▶ TEXTE FOURNI

******

V. Traité de la justice.



1° La justice considérée en elle-même offre quatre choses à examiner : le droit, la justice, l'injustice et le jugement.

Le droit est l'objet spécial de la justice. On distingue le droit naturel et le droit positif, le droit des gens, le droit seigneurial et le droit naturel.

La justice est la volonté perpétuelle et constante de rendre à chacun ce qui lui appartient. Elle est une vertu qui existe dans la volonté comme dans son propre sujet. Son milieu consiste à établir l'égalité entre les choses, et elle a pour objet de régler les rapports extérieurs des hommes entre eux. Elle est la plus excellente de toutes les vertus morales.

L'injustice est un vice spécial qui a pour effet de nuire aux autres et qui est par là même un péché mortel.

Le jugement consiste à déterminer ce qui est juste. C'est un acte de justice; mais on ne doit le prononcer qu'autant qu'on est en droit de le faire et qu'on a des raisons suffisantes. Le juge doit prononcer sa sentence d'après la lettre de la loi. Si une affaire est douteuse, on doit l'interpréter dans le sens le plus favorable à l'accusé.

2° Les parties subjectives de la justice sont : la justice distributive et la justice commutative.

******

▶ CONSIGNE A
Extrayez chaque ligne des enregistrements qui contient la chaîne « category », nom d'une catégorie, en tenant compte de la casse.
Ces enregistrements n'ont aucun lien avec le texte fourni.

▶ MATÉRIAU DE TRAVAIL
******

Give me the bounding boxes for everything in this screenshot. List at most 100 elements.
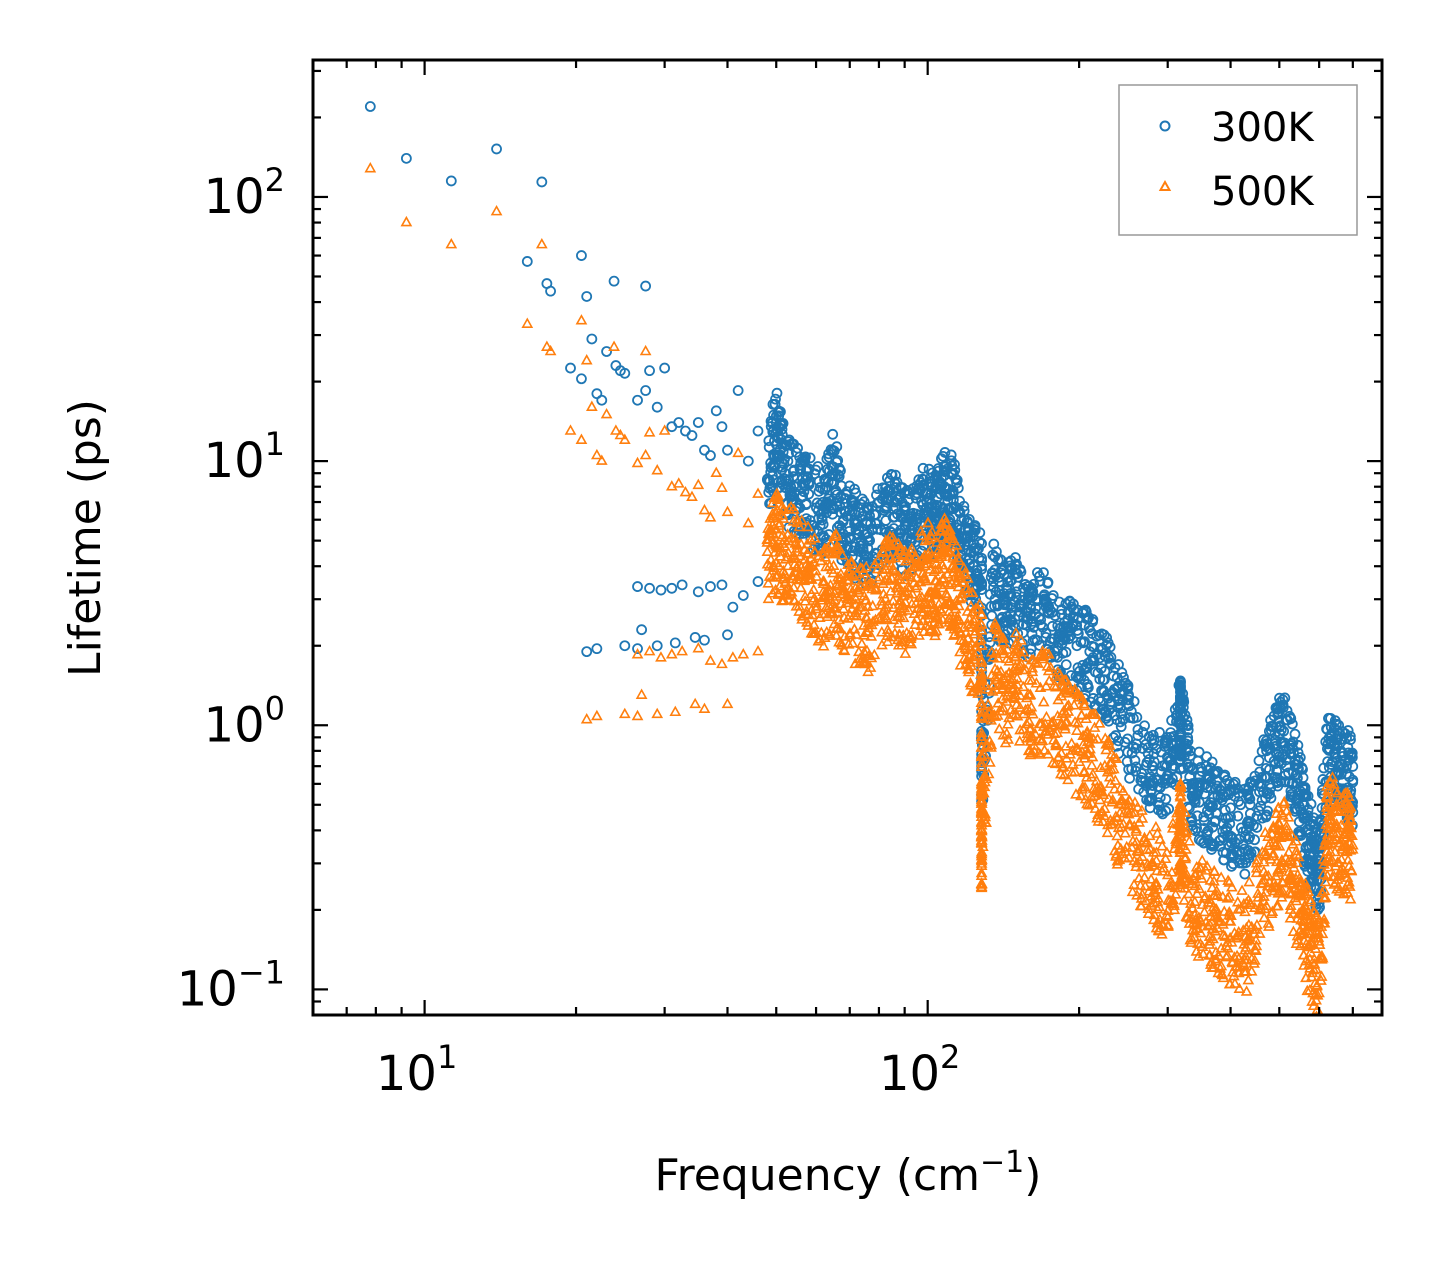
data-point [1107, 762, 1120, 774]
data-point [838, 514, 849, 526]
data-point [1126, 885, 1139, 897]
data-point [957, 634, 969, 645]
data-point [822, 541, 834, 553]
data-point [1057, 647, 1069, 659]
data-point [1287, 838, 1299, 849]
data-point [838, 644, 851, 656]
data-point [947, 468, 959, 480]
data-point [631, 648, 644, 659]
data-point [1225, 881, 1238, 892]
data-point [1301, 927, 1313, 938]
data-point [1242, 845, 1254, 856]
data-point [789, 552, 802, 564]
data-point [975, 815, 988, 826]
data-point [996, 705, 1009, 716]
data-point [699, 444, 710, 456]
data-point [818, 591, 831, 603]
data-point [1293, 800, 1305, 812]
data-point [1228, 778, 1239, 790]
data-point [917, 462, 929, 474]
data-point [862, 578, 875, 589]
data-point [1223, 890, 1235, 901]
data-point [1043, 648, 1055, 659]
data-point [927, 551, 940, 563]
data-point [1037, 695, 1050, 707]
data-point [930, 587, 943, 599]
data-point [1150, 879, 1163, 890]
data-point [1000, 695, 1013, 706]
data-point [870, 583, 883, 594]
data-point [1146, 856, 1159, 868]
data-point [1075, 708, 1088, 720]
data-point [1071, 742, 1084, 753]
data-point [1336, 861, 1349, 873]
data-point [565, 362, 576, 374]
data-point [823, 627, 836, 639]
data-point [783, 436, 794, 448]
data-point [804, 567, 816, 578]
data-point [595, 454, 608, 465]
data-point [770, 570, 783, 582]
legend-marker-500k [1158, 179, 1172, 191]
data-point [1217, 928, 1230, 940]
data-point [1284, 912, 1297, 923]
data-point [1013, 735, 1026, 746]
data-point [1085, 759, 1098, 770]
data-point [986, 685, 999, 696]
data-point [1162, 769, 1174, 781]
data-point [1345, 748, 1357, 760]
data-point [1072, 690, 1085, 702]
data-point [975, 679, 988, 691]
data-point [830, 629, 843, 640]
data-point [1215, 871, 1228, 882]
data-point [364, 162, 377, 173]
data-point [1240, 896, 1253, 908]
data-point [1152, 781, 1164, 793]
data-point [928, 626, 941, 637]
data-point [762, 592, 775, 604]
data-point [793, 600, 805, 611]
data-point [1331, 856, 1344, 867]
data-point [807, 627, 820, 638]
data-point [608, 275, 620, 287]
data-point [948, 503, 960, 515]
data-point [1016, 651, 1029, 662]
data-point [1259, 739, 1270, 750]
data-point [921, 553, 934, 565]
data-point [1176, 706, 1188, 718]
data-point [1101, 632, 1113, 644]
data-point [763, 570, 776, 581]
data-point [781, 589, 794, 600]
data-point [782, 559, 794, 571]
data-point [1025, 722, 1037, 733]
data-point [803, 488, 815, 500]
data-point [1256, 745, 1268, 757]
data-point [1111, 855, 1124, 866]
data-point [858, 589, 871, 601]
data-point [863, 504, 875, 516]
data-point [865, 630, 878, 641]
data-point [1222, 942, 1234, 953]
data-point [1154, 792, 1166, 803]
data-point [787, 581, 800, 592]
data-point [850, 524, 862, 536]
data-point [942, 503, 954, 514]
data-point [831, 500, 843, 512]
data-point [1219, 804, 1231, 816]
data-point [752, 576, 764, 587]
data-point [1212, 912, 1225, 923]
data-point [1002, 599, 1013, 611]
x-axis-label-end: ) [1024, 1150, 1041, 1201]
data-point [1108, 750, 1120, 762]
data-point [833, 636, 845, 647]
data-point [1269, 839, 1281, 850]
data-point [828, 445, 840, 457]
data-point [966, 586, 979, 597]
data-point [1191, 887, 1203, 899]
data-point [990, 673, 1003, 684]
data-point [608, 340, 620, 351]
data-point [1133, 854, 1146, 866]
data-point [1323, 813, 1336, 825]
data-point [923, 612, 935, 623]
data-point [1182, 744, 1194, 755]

******

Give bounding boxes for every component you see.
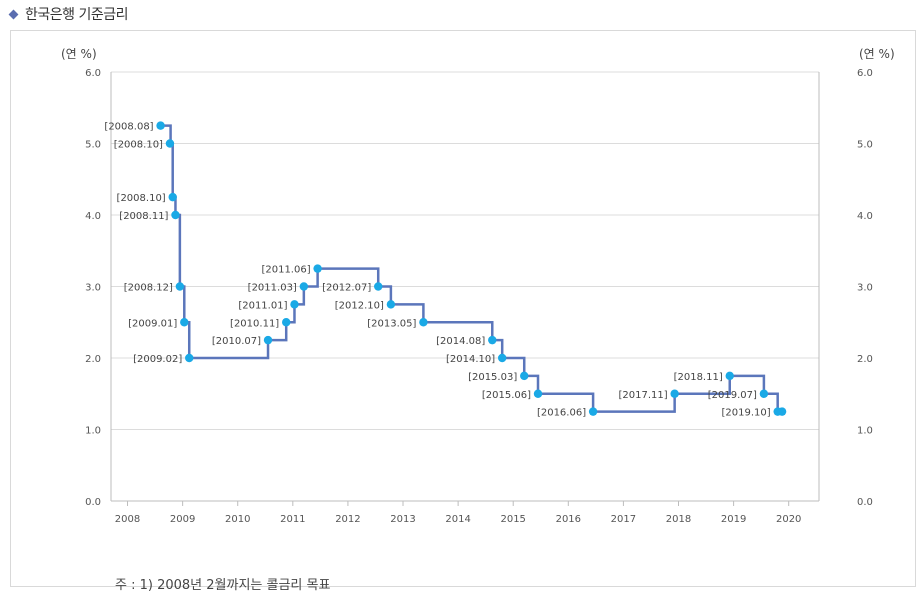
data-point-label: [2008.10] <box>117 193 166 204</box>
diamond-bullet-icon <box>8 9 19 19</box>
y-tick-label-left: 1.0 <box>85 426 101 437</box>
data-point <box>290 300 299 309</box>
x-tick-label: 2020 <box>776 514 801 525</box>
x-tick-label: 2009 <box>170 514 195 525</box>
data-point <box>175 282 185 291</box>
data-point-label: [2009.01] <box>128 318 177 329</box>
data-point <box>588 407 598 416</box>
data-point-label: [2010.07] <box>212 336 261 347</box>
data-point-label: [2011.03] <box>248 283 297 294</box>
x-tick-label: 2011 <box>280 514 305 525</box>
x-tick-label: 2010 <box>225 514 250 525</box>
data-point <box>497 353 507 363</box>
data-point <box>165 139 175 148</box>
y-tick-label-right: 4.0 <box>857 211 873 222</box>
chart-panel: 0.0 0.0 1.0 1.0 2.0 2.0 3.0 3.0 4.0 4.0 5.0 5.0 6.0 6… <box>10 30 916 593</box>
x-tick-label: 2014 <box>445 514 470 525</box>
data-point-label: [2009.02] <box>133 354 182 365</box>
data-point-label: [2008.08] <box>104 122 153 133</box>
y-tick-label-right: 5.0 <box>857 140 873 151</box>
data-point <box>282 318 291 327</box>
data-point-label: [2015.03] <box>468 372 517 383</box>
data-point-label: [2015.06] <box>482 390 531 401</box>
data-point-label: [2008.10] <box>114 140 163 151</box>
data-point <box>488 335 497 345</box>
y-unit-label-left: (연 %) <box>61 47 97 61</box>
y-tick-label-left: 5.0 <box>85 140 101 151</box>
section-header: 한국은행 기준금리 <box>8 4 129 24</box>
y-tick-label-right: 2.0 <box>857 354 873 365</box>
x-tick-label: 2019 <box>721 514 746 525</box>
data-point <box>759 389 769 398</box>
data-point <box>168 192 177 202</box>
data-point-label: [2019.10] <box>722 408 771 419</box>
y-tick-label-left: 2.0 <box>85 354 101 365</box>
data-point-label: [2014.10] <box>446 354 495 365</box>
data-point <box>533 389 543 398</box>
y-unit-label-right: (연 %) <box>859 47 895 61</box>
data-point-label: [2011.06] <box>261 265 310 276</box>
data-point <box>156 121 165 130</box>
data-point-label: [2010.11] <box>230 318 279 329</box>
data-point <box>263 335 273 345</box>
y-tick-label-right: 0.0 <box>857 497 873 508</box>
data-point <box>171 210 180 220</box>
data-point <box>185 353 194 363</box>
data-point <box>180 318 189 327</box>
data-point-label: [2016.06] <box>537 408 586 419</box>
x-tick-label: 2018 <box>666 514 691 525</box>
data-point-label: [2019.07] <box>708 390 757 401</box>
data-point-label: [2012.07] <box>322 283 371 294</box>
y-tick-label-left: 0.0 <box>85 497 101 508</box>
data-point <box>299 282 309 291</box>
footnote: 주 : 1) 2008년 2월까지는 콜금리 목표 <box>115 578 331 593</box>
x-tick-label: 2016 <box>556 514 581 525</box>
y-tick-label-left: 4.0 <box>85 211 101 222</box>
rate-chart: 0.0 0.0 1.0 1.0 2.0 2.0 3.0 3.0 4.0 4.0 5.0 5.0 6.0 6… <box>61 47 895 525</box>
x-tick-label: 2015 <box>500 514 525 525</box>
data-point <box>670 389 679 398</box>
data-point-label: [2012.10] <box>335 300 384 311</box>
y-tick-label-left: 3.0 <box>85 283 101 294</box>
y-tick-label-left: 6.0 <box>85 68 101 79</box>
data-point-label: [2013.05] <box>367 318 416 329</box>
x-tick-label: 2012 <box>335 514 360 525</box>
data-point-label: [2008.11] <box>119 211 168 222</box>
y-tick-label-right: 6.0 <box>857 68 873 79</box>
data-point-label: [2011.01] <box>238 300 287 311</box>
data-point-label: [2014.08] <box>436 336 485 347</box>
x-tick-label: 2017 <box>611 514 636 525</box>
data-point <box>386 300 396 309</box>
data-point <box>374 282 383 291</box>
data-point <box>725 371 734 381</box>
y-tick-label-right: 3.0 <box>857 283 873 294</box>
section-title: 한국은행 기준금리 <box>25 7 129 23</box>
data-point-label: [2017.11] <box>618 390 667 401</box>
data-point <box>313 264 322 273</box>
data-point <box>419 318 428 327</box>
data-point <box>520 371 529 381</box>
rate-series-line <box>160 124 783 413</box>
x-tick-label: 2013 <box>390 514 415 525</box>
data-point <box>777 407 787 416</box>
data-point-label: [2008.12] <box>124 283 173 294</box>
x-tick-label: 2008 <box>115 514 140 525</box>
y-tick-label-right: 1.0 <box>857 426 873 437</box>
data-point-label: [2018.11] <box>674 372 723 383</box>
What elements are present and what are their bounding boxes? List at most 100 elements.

******

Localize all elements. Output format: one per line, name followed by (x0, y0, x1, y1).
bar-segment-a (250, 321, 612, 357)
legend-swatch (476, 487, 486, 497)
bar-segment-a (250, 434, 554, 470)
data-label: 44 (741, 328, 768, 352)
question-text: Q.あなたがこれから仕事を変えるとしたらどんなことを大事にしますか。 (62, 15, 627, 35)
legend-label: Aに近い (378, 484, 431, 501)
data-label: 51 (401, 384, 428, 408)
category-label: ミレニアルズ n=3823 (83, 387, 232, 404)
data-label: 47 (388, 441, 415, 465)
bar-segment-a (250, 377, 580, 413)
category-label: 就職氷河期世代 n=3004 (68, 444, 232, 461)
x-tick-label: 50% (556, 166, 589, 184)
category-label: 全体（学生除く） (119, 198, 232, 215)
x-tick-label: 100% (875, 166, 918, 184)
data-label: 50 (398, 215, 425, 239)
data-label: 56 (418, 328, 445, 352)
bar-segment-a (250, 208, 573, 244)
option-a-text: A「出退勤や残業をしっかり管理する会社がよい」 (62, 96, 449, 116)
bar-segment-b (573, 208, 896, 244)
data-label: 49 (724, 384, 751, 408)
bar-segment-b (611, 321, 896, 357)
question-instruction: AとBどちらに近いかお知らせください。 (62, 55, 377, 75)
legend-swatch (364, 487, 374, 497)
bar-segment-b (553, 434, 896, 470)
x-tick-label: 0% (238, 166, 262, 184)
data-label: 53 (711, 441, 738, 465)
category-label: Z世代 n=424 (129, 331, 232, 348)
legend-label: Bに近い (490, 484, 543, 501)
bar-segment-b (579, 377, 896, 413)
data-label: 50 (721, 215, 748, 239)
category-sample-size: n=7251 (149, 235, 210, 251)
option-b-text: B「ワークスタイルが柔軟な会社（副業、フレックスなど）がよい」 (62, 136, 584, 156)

******

▶ CONSIGNE B
Énumérez les choses que le texte fourni présente comme à examiner dans la justice considérée en elle-même.

▶ RÉPONSE A
category-label: ミレニアルズ n=3823 (83, 387, 232, 404)
category-label: 就職氷河期世代 n=3004 (68, 444, 232, 461)
category-label: 全体（学生除く） (119, 198, 232, 215)
category-label: Z世代 n=424 (129, 331, 232, 348)
category-sample-size: n=7251 (149, 235, 210, 251)

▶ RÉPONSE B
Le droit, la justice, l'injustice et le jugement.